What is required: Read the material below and count the lines holding the string "color". Give that count with nothing added.

Given data:
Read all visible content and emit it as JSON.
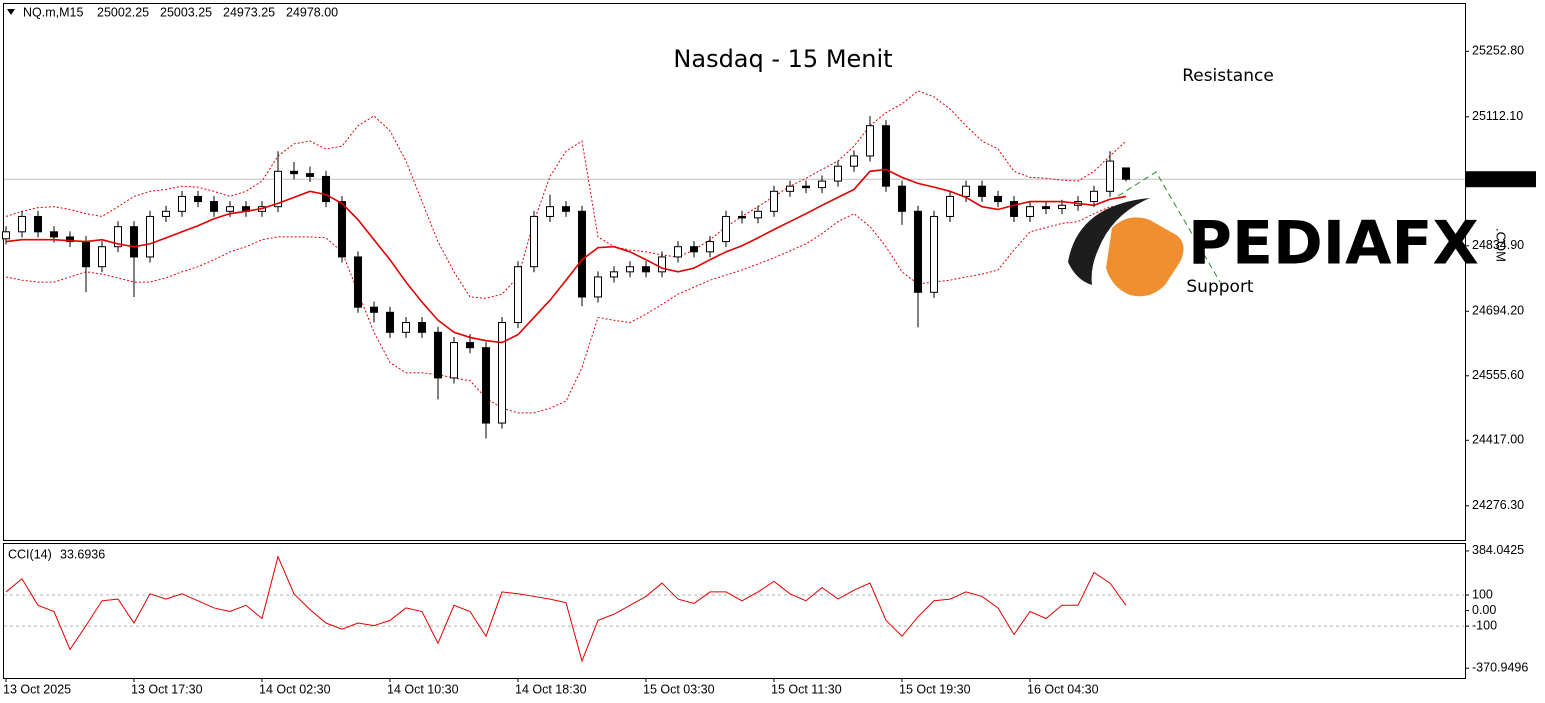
{
  "chart_data": [
    {
      "type": "candlestick",
      "title": "Nasdaq - 15 Menit",
      "symbol": "NQ.m,M15",
      "ohlc_labels": [
        "25002.25",
        "25003.25",
        "24973.25",
        "24978.00"
      ],
      "categories": [
        "13 Oct 2025",
        null,
        null,
        null,
        null,
        null,
        null,
        null,
        "13 Oct 17:30",
        null,
        null,
        null,
        null,
        null,
        null,
        null,
        "14 Oct 02:30",
        null,
        null,
        null,
        null,
        null,
        null,
        null,
        "14 Oct 10:30",
        null,
        null,
        null,
        null,
        null,
        null,
        null,
        "14 Oct 18:30",
        null,
        null,
        null,
        null,
        null,
        null,
        null,
        "15 Oct 03:30",
        null,
        null,
        null,
        null,
        null,
        null,
        null,
        "15 Oct 11:30",
        null,
        null,
        null,
        null,
        null,
        null,
        null,
        "15 Oct 19:30",
        null,
        null,
        null,
        null,
        null,
        null,
        null,
        "16 Oct 04:30",
        null,
        null,
        null,
        null,
        null,
        null
      ],
      "open": [
        24850,
        24865,
        24898,
        24865,
        24854,
        24844,
        24790,
        24833,
        24876,
        24811,
        24898,
        24909,
        24941,
        24930,
        24909,
        24919,
        24909,
        24919,
        24995,
        24990,
        24984,
        24930,
        24811,
        24703,
        24692,
        24649,
        24670,
        24649,
        24551,
        24627,
        24616,
        24454,
        24670,
        24790,
        24898,
        24919,
        24909,
        24725,
        24768,
        24779,
        24790,
        24779,
        24811,
        24833,
        24822,
        24844,
        24898,
        24895,
        24909,
        24952,
        24963,
        24960,
        24974,
        25006,
        25028,
        25093,
        24963,
        24909,
        24735,
        24898,
        24941,
        24963,
        24941,
        24930,
        24898,
        24919,
        24915,
        24922,
        24930,
        24952,
        25002.25
      ],
      "high": [
        24877,
        24910,
        24910,
        24877,
        24866,
        24856,
        24845,
        24888,
        24888,
        24910,
        24921,
        24953,
        24953,
        24942,
        24931,
        24931,
        24931,
        25038,
        25015,
        25005,
        24996,
        24942,
        24823,
        24715,
        24704,
        24682,
        24682,
        24661,
        24639,
        24645,
        24628,
        24682,
        24802,
        24910,
        24945,
        24931,
        24921,
        24780,
        24791,
        24802,
        24802,
        24823,
        24845,
        24845,
        24856,
        24910,
        24910,
        24921,
        24964,
        24975,
        24975,
        24986,
        25018,
        25040,
        25114,
        25105,
        24975,
        24921,
        24910,
        24953,
        24975,
        24975,
        24953,
        24942,
        24931,
        24931,
        24934,
        24942,
        24964,
        25038,
        25003.25
      ],
      "low": [
        24838,
        24853,
        24853,
        24842,
        24832,
        24735,
        24778,
        24821,
        24725,
        24799,
        24886,
        24897,
        24918,
        24897,
        24897,
        24897,
        24897,
        24907,
        24978,
        24972,
        24918,
        24799,
        24691,
        24670,
        24637,
        24637,
        24637,
        24505,
        24539,
        24604,
        24421,
        24442,
        24658,
        24778,
        24886,
        24897,
        24705,
        24713,
        24756,
        24767,
        24767,
        24767,
        24799,
        24810,
        24810,
        24832,
        24883,
        24883,
        24897,
        24940,
        24948,
        24948,
        24962,
        24994,
        25016,
        24951,
        24880,
        24660,
        24723,
        24886,
        24929,
        24929,
        24918,
        24886,
        24886,
        24903,
        24903,
        24910,
        24918,
        24940,
        24973.25
      ],
      "close": [
        24865,
        24898,
        24865,
        24854,
        24844,
        24790,
        24833,
        24876,
        24811,
        24898,
        24909,
        24941,
        24930,
        24909,
        24919,
        24909,
        24919,
        24995,
        24990,
        24984,
        24930,
        24811,
        24703,
        24692,
        24649,
        24670,
        24649,
        24551,
        24627,
        24616,
        24454,
        24670,
        24790,
        24898,
        24919,
        24909,
        24725,
        24768,
        24779,
        24790,
        24779,
        24811,
        24833,
        24822,
        24844,
        24898,
        24895,
        24909,
        24952,
        24963,
        24960,
        24974,
        25006,
        25028,
        25093,
        24963,
        24909,
        24735,
        24898,
        24941,
        24963,
        24941,
        24930,
        24898,
        24919,
        24915,
        24922,
        24930,
        24952,
        25017,
        24978
      ],
      "color": "#000000",
      "moving_average": {
        "color": "#e00000",
        "values": [
          24844,
          24848,
          24848,
          24848,
          24846,
          24844,
          24848,
          24839,
          24833,
          24839,
          24852,
          24865,
          24878,
          24893,
          24904,
          24909,
          24915,
          24926,
          24939,
          24952,
          24945,
          24926,
          24891,
          24848,
          24805,
          24757,
          24714,
          24675,
          24649,
          24638,
          24631,
          24627,
          24644,
          24681,
          24718,
          24761,
          24805,
          24831,
          24833,
          24822,
          24805,
          24787,
          24779,
          24787,
          24805,
          24822,
          24835,
          24852,
          24870,
          24887,
          24904,
          24922,
          24939,
          24956,
          24995,
          24999,
          24982,
          24969,
          24961,
          24952,
          24939,
          24919,
          24913,
          24922,
          24930,
          24930,
          24930,
          24926,
          24922,
          24935,
          24941
        ]
      },
      "bands": {
        "color": "#e00000",
        "upper": [
          24898,
          24909,
          24917,
          24919,
          24913,
          24904,
          24898,
          24919,
          24941,
          24952,
          24956,
          24963,
          24961,
          24952,
          24941,
          24952,
          24974,
          25028,
          25054,
          25060,
          25043,
          25049,
          25093,
          25114,
          25082,
          25017,
          24930,
          24844,
          24779,
          24725,
          24722,
          24731,
          24768,
          24887,
          24984,
          25038,
          25060,
          24854,
          24833,
          24826,
          24822,
          24815,
          24811,
          24826,
          24848,
          24876,
          24898,
          24919,
          24941,
          24963,
          24980,
          24999,
          25017,
          25049,
          25093,
          25121,
          25140,
          25168,
          25155,
          25129,
          25093,
          25060,
          25043,
          24995,
          24982,
          24980,
          24976,
          24974,
          24995,
          25028,
          25060
        ],
        "lower": [
          24768,
          24761,
          24757,
          24757,
          24768,
          24779,
          24774,
          24766,
          24757,
          24757,
          24766,
          24779,
          24790,
          24805,
          24822,
          24833,
          24848,
          24854,
          24854,
          24854,
          24852,
          24822,
          24735,
          24649,
          24584,
          24562,
          24562,
          24558,
          24551,
          24545,
          24508,
          24486,
          24476,
          24476,
          24486,
          24501,
          24573,
          24681,
          24675,
          24670,
          24688,
          24709,
          24731,
          24746,
          24761,
          24772,
          24783,
          24796,
          24809,
          24824,
          24839,
          24861,
          24887,
          24904,
          24876,
          24833,
          24779,
          24753,
          24757,
          24761,
          24768,
          24774,
          24783,
          24826,
          24865,
          24874,
          24883,
          24887,
          24904,
          24919,
          24919
        ]
      },
      "current_price": {
        "value": 24978,
        "label": "24978.00"
      },
      "ylim": [
        24202.7,
        25356.7
      ],
      "yticks": [
        {
          "value": 25252.8,
          "label": "25252.80"
        },
        {
          "value": 25112.1,
          "label": "25112.10"
        },
        {
          "value": 24834.9,
          "label": "24834.90"
        },
        {
          "value": 24694.2,
          "label": "24694.20"
        },
        {
          "value": 24555.6,
          "label": "24555.60"
        },
        {
          "value": 24417,
          "label": "24417.00"
        },
        {
          "value": 24276.3,
          "label": "24276.30"
        }
      ],
      "annotations": [
        "Resistance",
        "Support"
      ],
      "watermark": {
        "text": "PEDIAFX",
        "suffix": ".COM"
      }
    },
    {
      "type": "line",
      "title": "CCI(14)",
      "color": "#e00000",
      "values": [
        120,
        205,
        34,
        -6,
        -250,
        -97,
        63,
        74,
        -80,
        108,
        74,
        108,
        63,
        17,
        -6,
        34,
        -51,
        347,
        108,
        6,
        -80,
        -120,
        -80,
        -97,
        -63,
        17,
        -6,
        -211,
        34,
        -6,
        -165,
        120,
        108,
        91,
        74,
        51,
        -325,
        -63,
        -23,
        34,
        91,
        177,
        74,
        46,
        120,
        120,
        63,
        120,
        188,
        108,
        63,
        148,
        74,
        131,
        177,
        -63,
        -165,
        -40,
        63,
        74,
        120,
        91,
        17,
        -154,
        -6,
        -51,
        34,
        34,
        245,
        177,
        33.6936
      ],
      "ylim": [
        -434,
        435
      ],
      "yticks": [
        384.0425,
        100,
        {
          "value": 0,
          "label": "0.00"
        },
        -100,
        -370.9496
      ],
      "levels": [
        100,
        -100
      ]
    }
  ]
}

Full solution: 4